_The problem_: Repeat all the material exactly; pictures stay out of your copy.

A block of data

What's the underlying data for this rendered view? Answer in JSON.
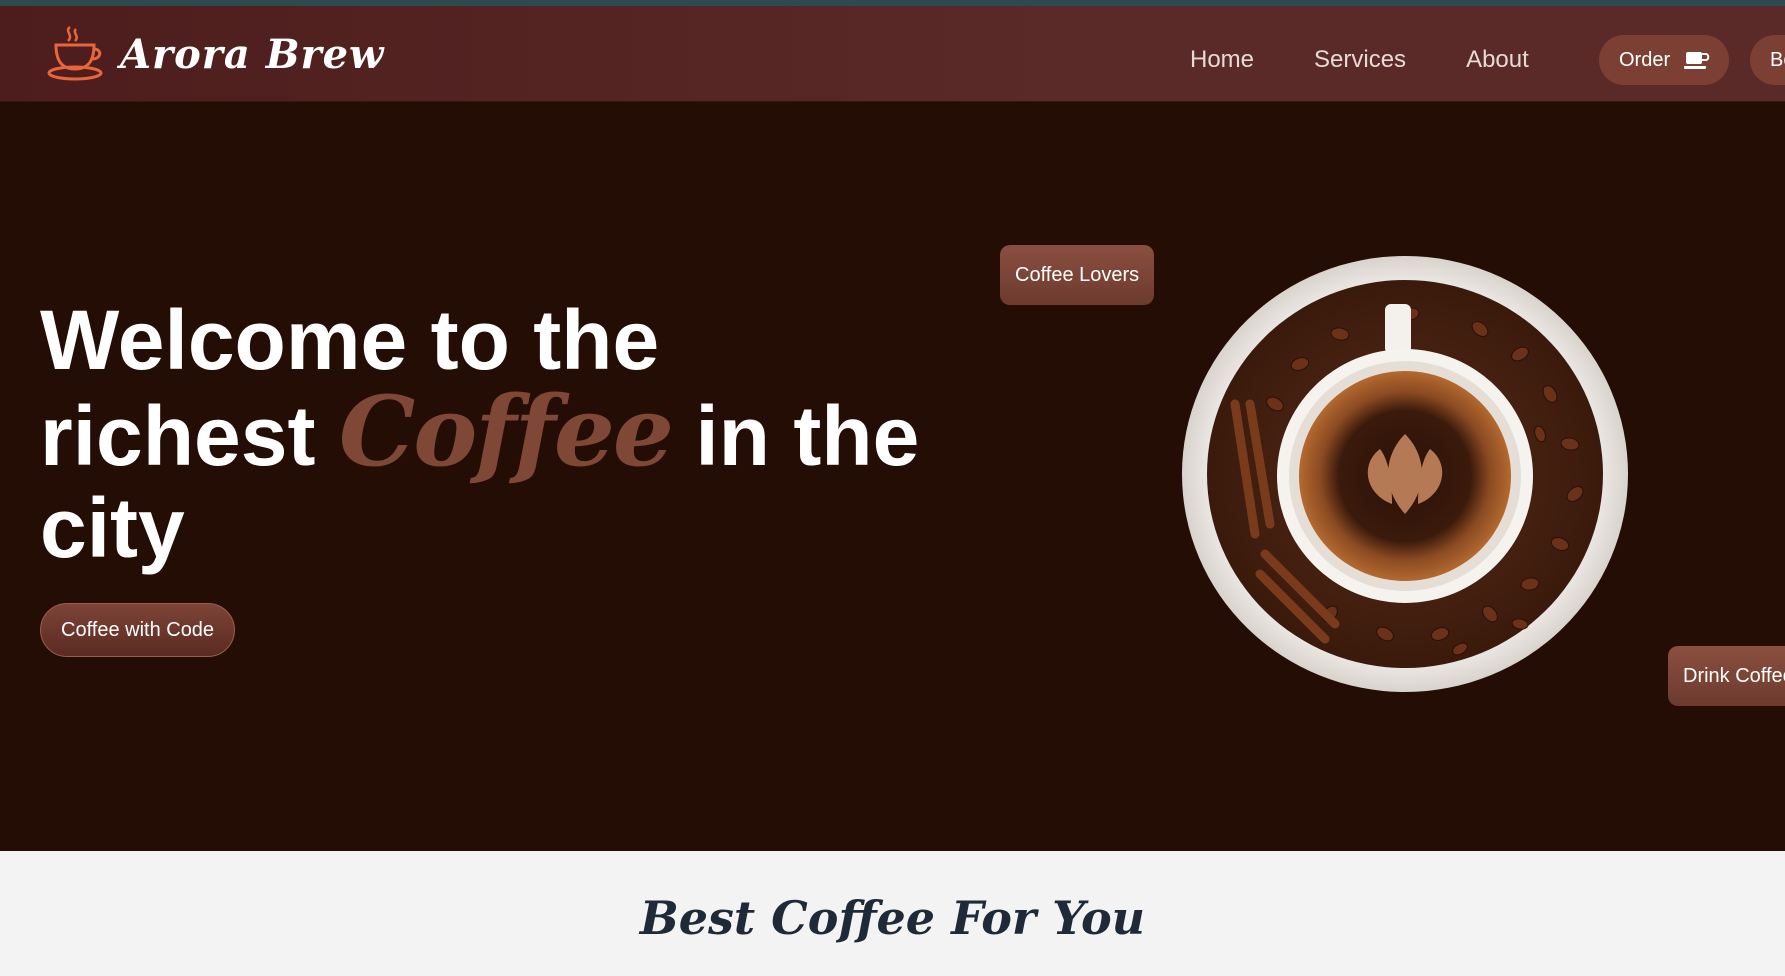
{
  "brand": {
    "name": "Arora Brew",
    "logo_icon": "coffee-cup-icon"
  },
  "nav": {
    "links": [
      "Home",
      "Services",
      "About"
    ],
    "order_label": "Order",
    "order_icon": "coffee-cup-icon",
    "book_label": "Bo"
  },
  "hero": {
    "title_part1": "Welcome to the richest",
    "title_highlight": "Coffee",
    "title_part2": "in the city",
    "cta_label": "Coffee with Code",
    "badge_top": "Coffee Lovers",
    "badge_bottom": "Drink Coffee",
    "image": "coffee-cup-with-beans"
  },
  "section": {
    "title": "Best Coffee For You"
  },
  "colors": {
    "navbar": "#5a2a28",
    "hero_bg": "#240d04",
    "accent": "#7f4735",
    "logo": "#e8663a",
    "section_bg": "#f3f3f3",
    "section_title": "#1f2a38"
  }
}
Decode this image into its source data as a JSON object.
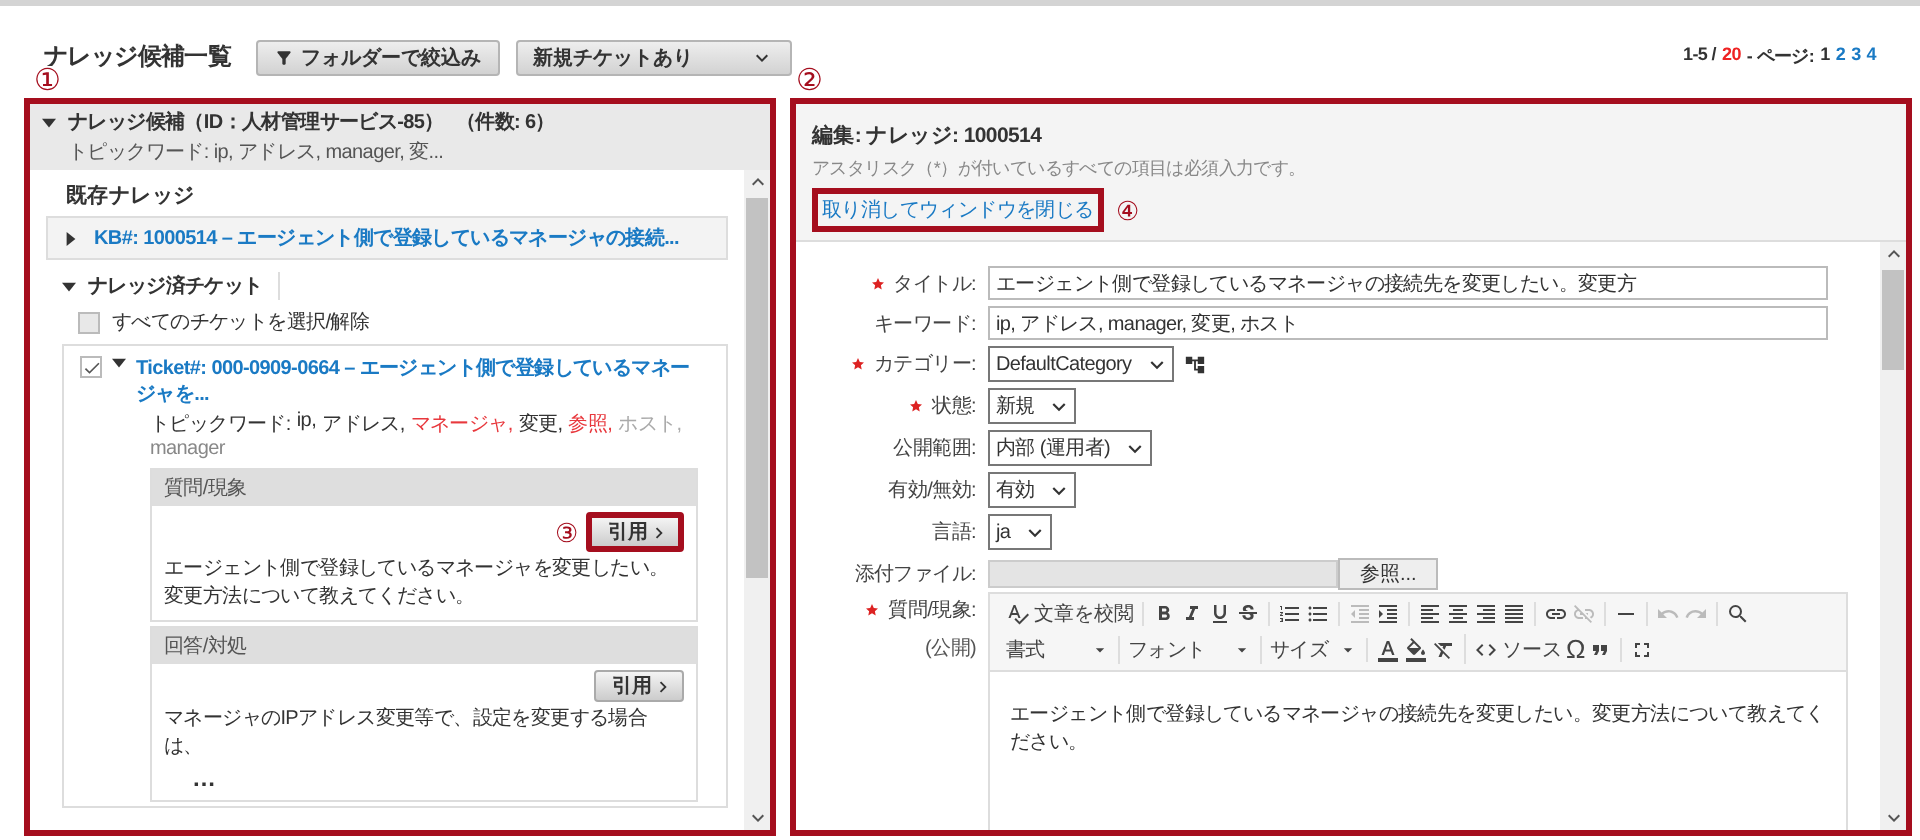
{
  "header": {
    "title": "ナレッジ候補一覧",
    "filter_button": "フォルダーで絞込み",
    "dropdown": "新規チケットあり",
    "pagination": {
      "range": "1-5 /",
      "total": "20",
      "label": "- ページ:",
      "pages": [
        {
          "label": "1",
          "selected": true
        },
        {
          "label": "2",
          "selected": false
        },
        {
          "label": "3",
          "selected": false
        },
        {
          "label": "4",
          "selected": false
        }
      ]
    }
  },
  "candidates_panel": {
    "callout": "①",
    "highlighted": true,
    "expanded": true,
    "title": "ナレッジ候補（ID：人材管理サービス-85）",
    "count": "（件数: 6）",
    "topic_words": "トピックワード: ip, アドレス, manager, 変...",
    "existing_section": {
      "title": "既存ナレッジ",
      "items": [
        {
          "expanded": false,
          "link": "KB#: 1000514 – エージェント側で登録しているマネージャの接続..."
        }
      ]
    },
    "ticket_section": {
      "title": "ナレッジ済チケット",
      "expanded": true,
      "select_all": {
        "label": "すべてのチケットを選択/解除",
        "checked": false
      },
      "tickets": [
        {
          "checked": true,
          "expanded": true,
          "link": "Ticket#: 000-0909-0664 – エージェント側で登録しているマネージャを...",
          "topic_label": "トピックワード:",
          "topic_words": [
            {
              "text": "ip,",
              "color": "#333333"
            },
            {
              "text": "アドレス,",
              "color": "#333333"
            },
            {
              "text": "マネージャ,",
              "color": "#e8383d"
            },
            {
              "text": "変更,",
              "color": "#333333"
            },
            {
              "text": "参照,",
              "color": "#e8383d"
            },
            {
              "text": "ホスト,",
              "color": "#aaaaaa"
            },
            {
              "text": "manager",
              "color": "#888888"
            }
          ],
          "sections": [
            {
              "title": "質問/現象",
              "quote_button": "引用",
              "callout": "③",
              "highlighted": true,
              "lines": [
                "エージェント側で登録しているマネージャを変更したい。変更方法について教えてください。"
              ]
            },
            {
              "title": "回答/対処",
              "quote_button": "引用",
              "highlighted": false,
              "lines": [
                "マネージャのIPアドレス変更等で、設定を変更する場合は、",
                "…"
              ]
            }
          ]
        }
      ]
    }
  },
  "edit_panel": {
    "callout": "②",
    "highlighted": true,
    "title": "編集: ナレッジ: 1000514",
    "note": "アスタリスク（*）が付いているすべての項目は必須入力です。",
    "cancel_link": {
      "label": "取り消してウィンドウを閉じる",
      "callout": "④",
      "highlighted": true
    },
    "fields": [
      {
        "kind": "text",
        "label": "タイトル:",
        "required": true,
        "value": "エージェント側で登録しているマネージャの接続先を変更したい。変更方"
      },
      {
        "kind": "text",
        "label": "キーワード:",
        "required": false,
        "value": "ip, アドレス, manager, 変更, ホスト"
      },
      {
        "kind": "select",
        "label": "カテゴリー:",
        "required": true,
        "value": "DefaultCategory",
        "tree_button": true
      },
      {
        "kind": "select",
        "label": "状態:",
        "required": true,
        "value": "新規"
      },
      {
        "kind": "select",
        "label": "公開範囲:",
        "required": false,
        "value": "内部 (運用者)"
      },
      {
        "kind": "select",
        "label": "有効/無効:",
        "required": false,
        "value": "有効"
      },
      {
        "kind": "select",
        "label": "言語:",
        "required": false,
        "value": "ja"
      },
      {
        "kind": "file",
        "label": "添付ファイル:",
        "required": false,
        "button": "参照..."
      },
      {
        "kind": "editor",
        "label": "質問/現象:",
        "sublabel": "(公開)",
        "required": true,
        "toolbar": [
          [
            [
              {
                "kind": "spellcheck",
                "label": "文章を校閲",
                "disabled": false
              }
            ],
            [
              {
                "kind": "bold",
                "disabled": false
              },
              {
                "kind": "italic",
                "disabled": false
              },
              {
                "kind": "underline",
                "disabled": false
              },
              {
                "kind": "strike",
                "disabled": false
              }
            ],
            [
              {
                "kind": "numbered",
                "disabled": false
              },
              {
                "kind": "bulleted",
                "disabled": false
              }
            ],
            [
              {
                "kind": "outdent",
                "disabled": true
              },
              {
                "kind": "indent",
                "disabled": false
              }
            ],
            [
              {
                "kind": "align-left",
                "disabled": false
              },
              {
                "kind": "align-center",
                "disabled": false
              },
              {
                "kind": "align-right",
                "disabled": false
              },
              {
                "kind": "justify",
                "disabled": false
              }
            ],
            [
              {
                "kind": "link",
                "disabled": false
              },
              {
                "kind": "unlink",
                "disabled": true
              }
            ],
            [
              {
                "kind": "rule",
                "disabled": false
              }
            ],
            [
              {
                "kind": "undo",
                "disabled": true
              },
              {
                "kind": "redo",
                "disabled": true
              }
            ],
            [
              {
                "kind": "search",
                "disabled": false
              }
            ]
          ],
          [
            [
              {
                "kind": "combo",
                "label": "書式",
                "disabled": false
              }
            ],
            [
              {
                "kind": "combo",
                "label": "フォント",
                "disabled": false
              }
            ],
            [
              {
                "kind": "combo",
                "label": "サイズ",
                "disabled": false
              }
            ],
            [
              {
                "kind": "text-color",
                "disabled": false
              },
              {
                "kind": "fill-color",
                "disabled": false
              },
              {
                "kind": "clear",
                "disabled": false
              }
            ],
            [
              {
                "kind": "source",
                "label": "ソース",
                "disabled": false
              },
              {
                "kind": "symbol",
                "label": "Ω",
                "disabled": false
              },
              {
                "kind": "quote",
                "disabled": false
              }
            ],
            [
              {
                "kind": "maximize",
                "disabled": false
              }
            ]
          ]
        ],
        "content": "エージェント側で登録しているマネージャの接続先を変更したい。変更方法について教えてください。"
      }
    ]
  }
}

_Result for this task_:
What's the underlying data for this rendered view? Answer in JSON.
{
  "brand": {
    "name": "Arora Brew",
    "logo_icon": "coffee-cup-icon"
  },
  "nav": {
    "links": [
      "Home",
      "Services",
      "About"
    ],
    "order_label": "Order",
    "order_icon": "coffee-cup-icon",
    "book_label": "Bo"
  },
  "hero": {
    "title_part1": "Welcome to the richest",
    "title_highlight": "Coffee",
    "title_part2": "in the city",
    "cta_label": "Coffee with Code",
    "badge_top": "Coffee Lovers",
    "badge_bottom": "Drink Coffee",
    "image": "coffee-cup-with-beans"
  },
  "section": {
    "title": "Best Coffee For You"
  },
  "colors": {
    "navbar": "#5a2a28",
    "hero_bg": "#240d04",
    "accent": "#7f4735",
    "logo": "#e8663a",
    "section_bg": "#f3f3f3",
    "section_title": "#1f2a38"
  }
}
Decode this image into its source data as a JSON object.
{
  "header": {
    "title": "ナレッジ候補一覧",
    "filter_button": "フォルダーで絞込み",
    "dropdown": "新規チケットあり",
    "pagination": {
      "range": "1-5 /",
      "total": "20",
      "label": "- ページ:",
      "pages": [
        {
          "label": "1",
          "selected": true
        },
        {
          "label": "2",
          "selected": false
        },
        {
          "label": "3",
          "selected": false
        },
        {
          "label": "4",
          "selected": false
        }
      ]
    }
  },
  "candidates_panel": {
    "callout": "①",
    "highlighted": true,
    "expanded": true,
    "title": "ナレッジ候補（ID：人材管理サービス-85）",
    "count": "（件数: 6）",
    "topic_words": "トピックワード: ip, アドレス, manager, 変...",
    "existing_section": {
      "title": "既存ナレッジ",
      "items": [
        {
          "expanded": false,
          "link": "KB#: 1000514 – エージェント側で登録しているマネージャの接続..."
        }
      ]
    },
    "ticket_section": {
      "title": "ナレッジ済チケット",
      "expanded": true,
      "select_all": {
        "label": "すべてのチケットを選択/解除",
        "checked": false
      },
      "tickets": [
        {
          "checked": true,
          "expanded": true,
          "link": "Ticket#: 000-0909-0664 – エージェント側で登録しているマネージャを...",
          "topic_label": "トピックワード:",
          "topic_words": [
            {
              "text": "ip,",
              "color": "#333333"
            },
            {
              "text": "アドレス,",
              "color": "#333333"
            },
            {
              "text": "マネージャ,",
              "color": "#e8383d"
            },
            {
              "text": "変更,",
              "color": "#333333"
            },
            {
              "text": "参照,",
              "color": "#e8383d"
            },
            {
              "text": "ホスト,",
              "color": "#aaaaaa"
            },
            {
              "text": "manager",
              "color": "#888888"
            }
          ],
          "sections": [
            {
              "title": "質問/現象",
              "quote_button": "引用",
              "callout": "③",
              "highlighted": true,
              "lines": [
                "エージェント側で登録しているマネージャを変更したい。変更方法について教えてください。"
              ]
            },
            {
              "title": "回答/対処",
              "quote_button": "引用",
              "highlighted": false,
              "lines": [
                "マネージャのIPアドレス変更等で、設定を変更する場合は、",
                "…"
              ]
            }
          ]
        }
      ]
    }
  },
  "edit_panel": {
    "callout": "②",
    "highlighted": true,
    "title": "編集: ナレッジ: 1000514",
    "note": "アスタリスク（*）が付いているすべての項目は必須入力です。",
    "cancel_link": {
      "label": "取り消してウィンドウを閉じる",
      "callout": "④",
      "highlighted": true
    },
    "fields": [
      {
        "kind": "text",
        "label": "タイトル:",
        "required": true,
        "value": "エージェント側で登録しているマネージャの接続先を変更したい。変更方"
      },
      {
        "kind": "text",
        "label": "キーワード:",
        "required": false,
        "value": "ip, アドレス, manager, 変更, ホスト"
      },
      {
        "kind": "select",
        "label": "カテゴリー:",
        "required": true,
        "value": "DefaultCategory",
        "tree_button": true
      },
      {
        "kind": "select",
        "label": "状態:",
        "required": true,
        "value": "新規"
      },
      {
        "kind": "select",
        "label": "公開範囲:",
        "required": false,
        "value": "内部 (運用者)"
      },
      {
        "kind": "select",
        "label": "有効/無効:",
        "required": false,
        "value": "有効"
      },
      {
        "kind": "select",
        "label": "言語:",
        "required": false,
        "value": "ja"
      },
      {
        "kind": "file",
        "label": "添付ファイル:",
        "required": false,
        "button": "参照..."
      },
      {
        "kind": "editor",
        "label": "質問/現象:",
        "sublabel": "(公開)",
        "required": true,
        "toolbar": [
          [
            [
              {
                "kind": "spellcheck",
                "label": "文章を校閲",
                "disabled": false
              }
            ],
            [
              {
                "kind": "bold",
                "disabled": false
              },
              {
                "kind": "italic",
                "disabled": false
              },
              {
                "kind": "underline",
                "disabled": false
              },
              {
                "kind": "strike",
                "disabled": false
              }
            ],
            [
              {
                "kind": "numbered",
                "disabled": false
              },
              {
                "kind": "bulleted",
                "disabled": false
              }
            ],
            [
              {
                "kind": "outdent",
                "disabled": true
              },
              {
                "kind": "indent",
                "disabled": false
              }
            ],
            [
              {
                "kind": "align-left",
                "disabled": false
              },
              {
                "kind": "align-center",
                "disabled": false
              },
              {
                "kind": "align-right",
                "disabled": false
              },
              {
                "kind": "justify",
                "disabled": false
              }
            ],
            [
              {
                "kind": "link",
                "disabled": false
              },
              {
                "kind": "unlink",
                "disabled": true
              }
            ],
            [
              {
                "kind": "rule",
                "disabled": false
              }
            ],
            [
              {
                "kind": "undo",
                "disabled": true
              },
              {
                "kind": "redo",
                "disabled": true
              }
            ],
            [
              {
                "kind": "search",
                "disabled": false
              }
            ]
          ],
          [
            [
              {
                "kind": "combo",
                "label": "書式",
                "disabled": false
              }
            ],
            [
              {
                "kind": "combo",
                "label": "フォント",
                "disabled": false
              }
            ],
            [
              {
                "kind": "combo",
                "label": "サイズ",
                "disabled": false
              }
            ],
            [
              {
                "kind": "text-color",
                "disabled": false
              },
              {
                "kind": "fill-color",
                "disabled": false
              },
              {
                "kind": "clear",
                "disabled": false
              }
            ],
            [
              {
                "kind": "source",
                "label": "ソース",
                "disabled": false
              },
              {
                "kind": "symbol",
                "label": "Ω",
                "disabled": false
              },
              {
                "kind": "quote",
                "disabled": false
              }
            ],
            [
              {
                "kind": "maximize",
                "disabled": false
              }
            ]
          ]
        ],
        "content": "エージェント側で登録しているマネージャの接続先を変更したい。変更方法について教えてください。"
      }
    ]
  }
}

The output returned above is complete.